EXERCISE DESCRIPTION »
Find how many lines in the data below include the word "districts", then write only that number.

[Dataset rows]
* Begin *
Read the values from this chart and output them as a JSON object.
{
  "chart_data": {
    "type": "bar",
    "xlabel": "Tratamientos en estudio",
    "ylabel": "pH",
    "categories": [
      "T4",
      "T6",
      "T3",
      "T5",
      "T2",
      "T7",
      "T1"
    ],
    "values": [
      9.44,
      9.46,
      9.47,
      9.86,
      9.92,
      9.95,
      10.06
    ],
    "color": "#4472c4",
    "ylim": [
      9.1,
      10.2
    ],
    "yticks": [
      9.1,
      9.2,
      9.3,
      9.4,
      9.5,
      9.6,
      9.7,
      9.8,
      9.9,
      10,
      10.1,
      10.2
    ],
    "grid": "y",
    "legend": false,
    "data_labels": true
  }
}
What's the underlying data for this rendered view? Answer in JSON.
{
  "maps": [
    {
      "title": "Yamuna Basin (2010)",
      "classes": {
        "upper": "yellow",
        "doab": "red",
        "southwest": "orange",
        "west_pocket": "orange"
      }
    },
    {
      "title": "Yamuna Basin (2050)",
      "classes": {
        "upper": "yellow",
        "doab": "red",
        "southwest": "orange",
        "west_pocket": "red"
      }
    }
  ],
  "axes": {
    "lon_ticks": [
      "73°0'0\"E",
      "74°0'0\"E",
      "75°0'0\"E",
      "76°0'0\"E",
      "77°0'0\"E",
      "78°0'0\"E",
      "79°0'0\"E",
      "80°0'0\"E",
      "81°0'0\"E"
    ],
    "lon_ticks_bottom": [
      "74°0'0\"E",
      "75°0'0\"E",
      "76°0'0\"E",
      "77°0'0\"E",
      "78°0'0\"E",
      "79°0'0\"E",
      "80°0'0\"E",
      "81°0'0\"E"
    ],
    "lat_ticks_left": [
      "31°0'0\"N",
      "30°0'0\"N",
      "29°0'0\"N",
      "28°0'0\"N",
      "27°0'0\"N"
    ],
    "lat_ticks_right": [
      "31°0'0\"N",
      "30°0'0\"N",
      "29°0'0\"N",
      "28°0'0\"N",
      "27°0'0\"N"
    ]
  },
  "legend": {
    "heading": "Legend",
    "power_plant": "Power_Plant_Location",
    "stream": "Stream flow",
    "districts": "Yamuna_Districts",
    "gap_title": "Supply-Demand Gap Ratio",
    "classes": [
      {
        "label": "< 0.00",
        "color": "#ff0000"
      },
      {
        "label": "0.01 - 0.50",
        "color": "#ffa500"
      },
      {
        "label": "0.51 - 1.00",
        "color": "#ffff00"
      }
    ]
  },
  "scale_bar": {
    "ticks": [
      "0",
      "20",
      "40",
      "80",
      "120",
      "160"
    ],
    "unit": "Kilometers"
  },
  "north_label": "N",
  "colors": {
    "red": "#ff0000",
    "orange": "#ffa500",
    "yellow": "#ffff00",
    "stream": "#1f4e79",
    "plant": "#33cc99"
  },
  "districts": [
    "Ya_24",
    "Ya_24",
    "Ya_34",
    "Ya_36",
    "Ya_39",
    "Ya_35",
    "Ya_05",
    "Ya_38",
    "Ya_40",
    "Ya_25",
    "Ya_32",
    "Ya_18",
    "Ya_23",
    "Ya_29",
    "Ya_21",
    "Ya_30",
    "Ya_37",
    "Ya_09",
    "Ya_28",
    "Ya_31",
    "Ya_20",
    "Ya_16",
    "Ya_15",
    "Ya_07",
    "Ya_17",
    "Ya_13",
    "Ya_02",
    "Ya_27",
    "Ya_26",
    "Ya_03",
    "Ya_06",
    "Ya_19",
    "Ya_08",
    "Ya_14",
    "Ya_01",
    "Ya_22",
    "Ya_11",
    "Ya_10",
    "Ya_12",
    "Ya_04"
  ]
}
* End *
SOLUTION TO THE PROBLEM »
2